WHAT IS REQUIRED ▸ Copy each line in which the string "JSON" occurs.

*** MATERIALS PROVIDED ***

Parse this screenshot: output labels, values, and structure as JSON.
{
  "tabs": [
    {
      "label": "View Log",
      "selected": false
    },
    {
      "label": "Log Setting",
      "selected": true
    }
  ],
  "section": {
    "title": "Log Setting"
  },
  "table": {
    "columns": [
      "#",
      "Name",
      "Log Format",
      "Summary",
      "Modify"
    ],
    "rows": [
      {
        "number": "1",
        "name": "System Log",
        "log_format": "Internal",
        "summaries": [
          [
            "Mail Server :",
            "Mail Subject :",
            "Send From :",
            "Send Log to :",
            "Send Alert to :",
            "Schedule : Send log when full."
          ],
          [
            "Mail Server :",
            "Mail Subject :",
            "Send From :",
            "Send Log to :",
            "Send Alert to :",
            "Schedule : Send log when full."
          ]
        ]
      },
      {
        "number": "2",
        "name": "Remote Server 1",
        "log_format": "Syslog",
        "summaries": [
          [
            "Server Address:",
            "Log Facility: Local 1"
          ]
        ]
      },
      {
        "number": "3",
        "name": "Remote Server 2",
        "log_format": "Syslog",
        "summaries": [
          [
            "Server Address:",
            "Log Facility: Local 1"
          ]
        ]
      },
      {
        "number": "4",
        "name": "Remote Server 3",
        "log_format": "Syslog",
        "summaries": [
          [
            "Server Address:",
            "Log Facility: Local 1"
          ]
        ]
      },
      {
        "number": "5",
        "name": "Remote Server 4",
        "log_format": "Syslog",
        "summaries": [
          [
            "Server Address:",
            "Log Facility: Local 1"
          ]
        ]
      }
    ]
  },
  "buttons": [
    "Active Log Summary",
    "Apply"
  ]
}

***
*** MATERIALS PROVIDED ***

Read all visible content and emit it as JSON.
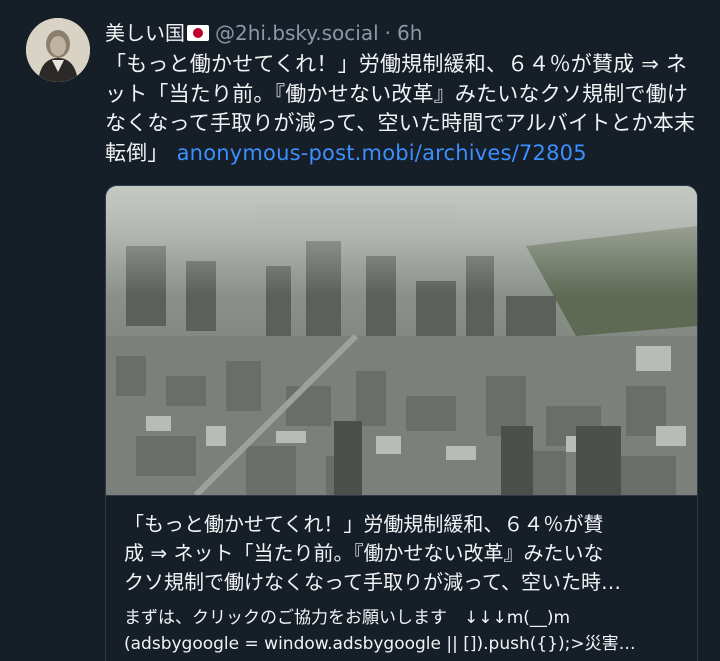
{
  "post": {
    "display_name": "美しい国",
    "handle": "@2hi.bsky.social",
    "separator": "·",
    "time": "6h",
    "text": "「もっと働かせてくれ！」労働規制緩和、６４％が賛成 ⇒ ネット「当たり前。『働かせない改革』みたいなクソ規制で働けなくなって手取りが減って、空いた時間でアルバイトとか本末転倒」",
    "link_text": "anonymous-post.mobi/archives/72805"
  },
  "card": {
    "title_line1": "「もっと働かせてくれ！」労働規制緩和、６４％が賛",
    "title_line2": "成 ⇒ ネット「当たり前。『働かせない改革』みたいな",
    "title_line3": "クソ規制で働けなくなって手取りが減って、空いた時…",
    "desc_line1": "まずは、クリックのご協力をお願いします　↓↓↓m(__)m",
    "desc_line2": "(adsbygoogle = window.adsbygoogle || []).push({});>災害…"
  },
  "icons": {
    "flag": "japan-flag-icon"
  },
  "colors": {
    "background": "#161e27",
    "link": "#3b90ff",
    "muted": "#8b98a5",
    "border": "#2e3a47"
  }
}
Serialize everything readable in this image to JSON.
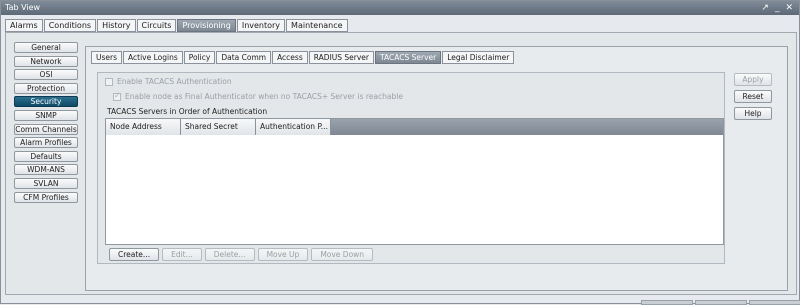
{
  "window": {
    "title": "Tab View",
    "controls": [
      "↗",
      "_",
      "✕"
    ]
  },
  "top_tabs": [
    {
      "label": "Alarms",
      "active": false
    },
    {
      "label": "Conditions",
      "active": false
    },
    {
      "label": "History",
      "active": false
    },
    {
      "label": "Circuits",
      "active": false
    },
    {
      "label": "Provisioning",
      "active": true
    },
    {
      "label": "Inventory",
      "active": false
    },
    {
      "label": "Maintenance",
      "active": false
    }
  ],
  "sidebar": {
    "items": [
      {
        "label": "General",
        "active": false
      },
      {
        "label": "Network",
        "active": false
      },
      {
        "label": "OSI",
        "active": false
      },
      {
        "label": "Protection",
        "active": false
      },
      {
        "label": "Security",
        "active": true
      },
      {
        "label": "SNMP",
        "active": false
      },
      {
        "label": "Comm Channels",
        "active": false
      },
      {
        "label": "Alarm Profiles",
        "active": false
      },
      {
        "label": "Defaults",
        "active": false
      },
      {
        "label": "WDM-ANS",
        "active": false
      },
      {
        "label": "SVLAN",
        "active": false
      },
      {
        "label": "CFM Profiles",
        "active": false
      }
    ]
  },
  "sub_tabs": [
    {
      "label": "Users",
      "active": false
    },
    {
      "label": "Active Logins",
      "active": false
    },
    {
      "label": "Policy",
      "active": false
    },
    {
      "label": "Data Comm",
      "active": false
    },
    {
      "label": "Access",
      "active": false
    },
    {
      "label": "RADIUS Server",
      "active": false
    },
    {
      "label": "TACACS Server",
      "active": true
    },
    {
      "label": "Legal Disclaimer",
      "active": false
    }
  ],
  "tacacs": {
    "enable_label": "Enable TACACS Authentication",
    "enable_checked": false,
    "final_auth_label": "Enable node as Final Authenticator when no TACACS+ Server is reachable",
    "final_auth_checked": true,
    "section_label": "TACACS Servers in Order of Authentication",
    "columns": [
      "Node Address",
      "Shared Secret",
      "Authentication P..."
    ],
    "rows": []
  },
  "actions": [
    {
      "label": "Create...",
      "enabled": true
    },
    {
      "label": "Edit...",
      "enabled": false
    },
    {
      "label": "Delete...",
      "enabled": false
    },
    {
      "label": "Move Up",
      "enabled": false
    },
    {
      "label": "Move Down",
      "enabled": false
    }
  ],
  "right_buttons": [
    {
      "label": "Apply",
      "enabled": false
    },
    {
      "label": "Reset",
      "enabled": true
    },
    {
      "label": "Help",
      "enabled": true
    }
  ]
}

***

TASK OUTPUT ▸
Parse this screenshot: output labels, values, and structure as JSON.
Read all visible content and emit it as JSON.
Serialize everything readable in this image to JSON.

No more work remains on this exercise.